Problem to solve: Rewrite the entries starting with the line that contains "For every button, label, input, icon, or" and going on through the line that contains "top-y-tick-label: 0.000 [50,217,86,232]" as a two-column CSV with the columns entry and answer, one row per entry, placing each value in a single quoted field with line breaks replaced by spaces. Omit the pictures from the result.

Data shown:
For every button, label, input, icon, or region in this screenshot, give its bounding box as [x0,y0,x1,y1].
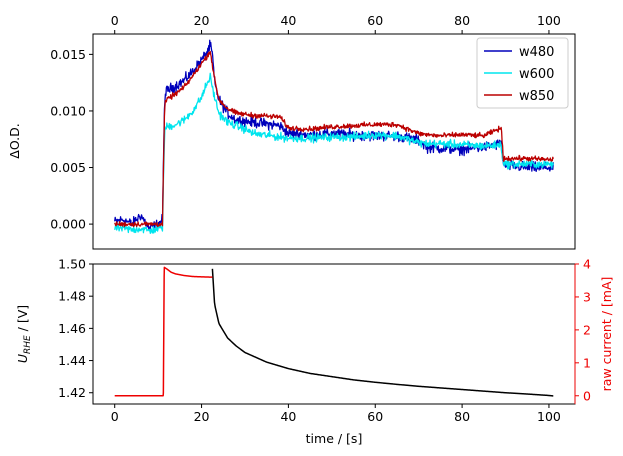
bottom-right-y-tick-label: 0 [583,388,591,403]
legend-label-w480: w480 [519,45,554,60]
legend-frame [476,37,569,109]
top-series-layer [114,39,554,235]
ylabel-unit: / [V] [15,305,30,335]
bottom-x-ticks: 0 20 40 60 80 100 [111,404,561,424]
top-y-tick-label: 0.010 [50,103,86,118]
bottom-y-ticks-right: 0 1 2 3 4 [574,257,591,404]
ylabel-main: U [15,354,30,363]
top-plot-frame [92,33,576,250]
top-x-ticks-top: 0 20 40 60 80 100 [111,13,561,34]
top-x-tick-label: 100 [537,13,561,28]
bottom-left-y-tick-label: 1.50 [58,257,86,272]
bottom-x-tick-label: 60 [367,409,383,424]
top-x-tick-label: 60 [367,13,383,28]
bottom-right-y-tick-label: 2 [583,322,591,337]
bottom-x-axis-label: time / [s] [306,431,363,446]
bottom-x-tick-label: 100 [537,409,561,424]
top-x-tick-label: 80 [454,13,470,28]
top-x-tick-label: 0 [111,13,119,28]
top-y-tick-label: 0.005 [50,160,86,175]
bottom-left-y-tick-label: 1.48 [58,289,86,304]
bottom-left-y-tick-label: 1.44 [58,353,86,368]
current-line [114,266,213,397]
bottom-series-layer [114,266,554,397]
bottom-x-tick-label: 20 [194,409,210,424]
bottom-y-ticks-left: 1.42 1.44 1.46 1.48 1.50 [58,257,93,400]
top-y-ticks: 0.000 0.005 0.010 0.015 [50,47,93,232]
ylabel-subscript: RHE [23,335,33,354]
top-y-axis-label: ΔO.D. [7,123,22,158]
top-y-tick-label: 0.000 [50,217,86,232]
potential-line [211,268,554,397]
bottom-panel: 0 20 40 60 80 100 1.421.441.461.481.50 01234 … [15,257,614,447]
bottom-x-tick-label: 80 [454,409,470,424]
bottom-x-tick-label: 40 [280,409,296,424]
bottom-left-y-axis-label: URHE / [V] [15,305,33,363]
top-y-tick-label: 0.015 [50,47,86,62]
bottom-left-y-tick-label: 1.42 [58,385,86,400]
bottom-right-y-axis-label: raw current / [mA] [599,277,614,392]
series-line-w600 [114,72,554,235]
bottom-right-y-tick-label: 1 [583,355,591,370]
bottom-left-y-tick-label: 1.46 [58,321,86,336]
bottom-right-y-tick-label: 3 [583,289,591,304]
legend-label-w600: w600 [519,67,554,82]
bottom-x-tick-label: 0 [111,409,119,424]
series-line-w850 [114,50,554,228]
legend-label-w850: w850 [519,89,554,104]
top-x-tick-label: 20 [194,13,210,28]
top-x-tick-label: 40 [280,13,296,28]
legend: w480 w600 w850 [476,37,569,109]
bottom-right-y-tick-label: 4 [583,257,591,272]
---
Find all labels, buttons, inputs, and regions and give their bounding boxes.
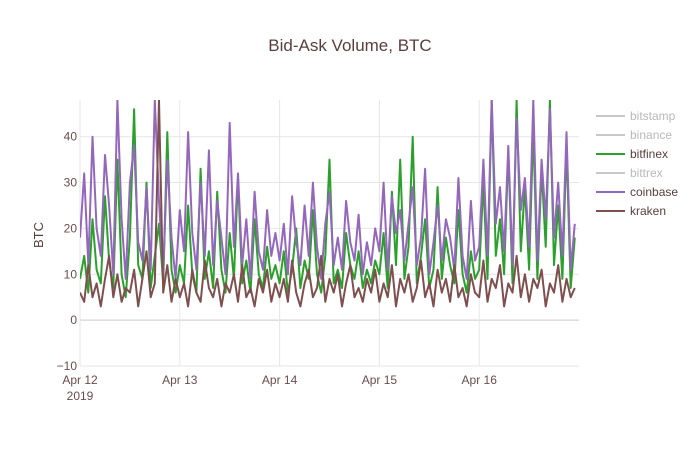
==
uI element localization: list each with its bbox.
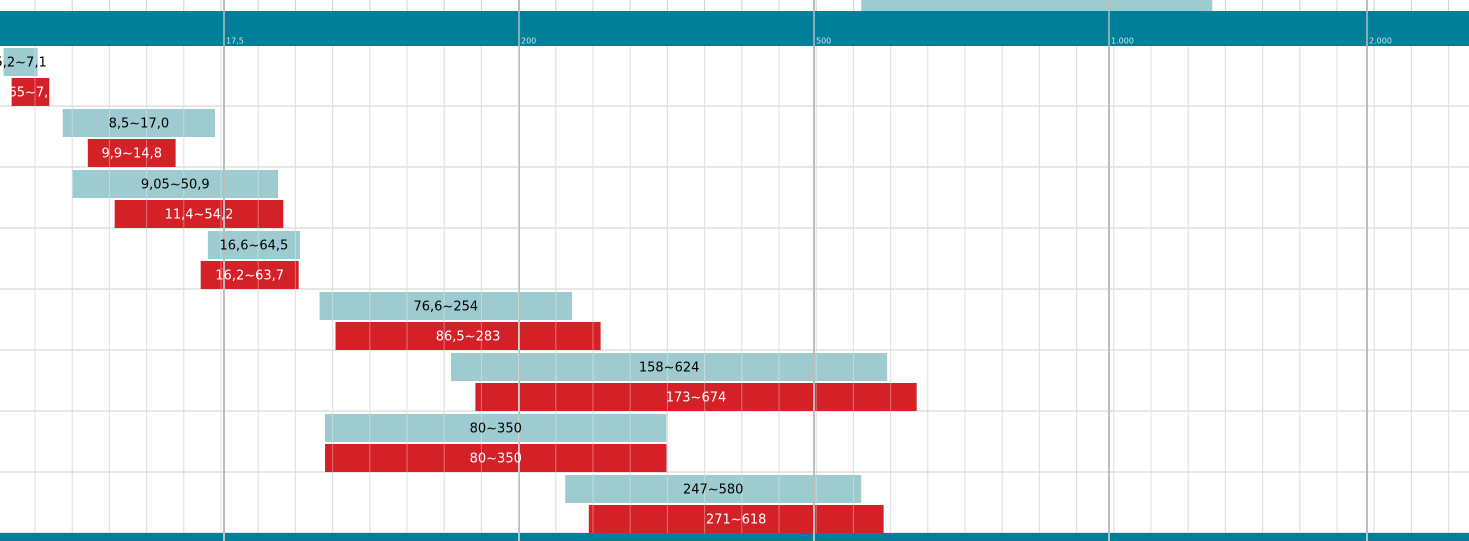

Written reply:
entry,answer
"For every button, label, input, icon, or region in this screenshot, give its bounding box as [x0,y0,x1,y1].","bottom-right-y-tick-label: 0 [583,388,591,403] legend-label-w480: w480 [519,45,554,60] legend-frame [476,37,569,109] top-series-layer [114,39,554,235] ylabel-unit: / [V] [15,305,30,335] bottom-x-ticks: 0 20 40 60 80 100 [111,404,561,424] top-y-tick-label: 0.010 [50,103,86,118] bottom-y-ticks-right: 0 1 2 3 4 [574,257,591,404] ylabel-main: U [15,354,30,363] top-plot-frame [92,33,576,250] top-x-ticks-top: 0 20 40 60 80 100 [111,13,561,34] top-x-tick-label: 100 [537,13,561,28] bottom-left-y-tick-label: 1.50 [58,257,86,272] bottom-x-tick-label: 60 [367,409,383,424] top-x-tick-label: 60 [367,13,383,28] bottom-right-y-tick-label: 2 [583,322,591,337] bottom-x-axis-label: time / [s] [306,431,363,446] bottom-x-tick-label: 100 [537,409,561,424] top-x-tick-label: 80 [454,13,470,28] top-x-tick-label: 0 [111,13,119,28] top-y-tick-label: 0.005 [50,160,86,175] bottom-left-y-tick-label: 1.48 [58,289,86,304] bottom-left-y-tick-label: 1.44 [58,353,86,368] current-line [114,266,213,397] bottom-series-layer [114,266,554,397] bottom-x-tick-label: 20 [194,409,210,424] bottom-y-ticks-left: 1.42 1.44 1.46 1.48 1.50 [58,257,93,400] top-y-ticks: 0.000 0.005 0.010 0.015 [50,47,93,232] ylabel-subscript: RHE [23,335,33,354] top-y-axis-label: ΔO.D. [7,123,22,158] top-y-tick-label: 0.000 [50,217,86,232]"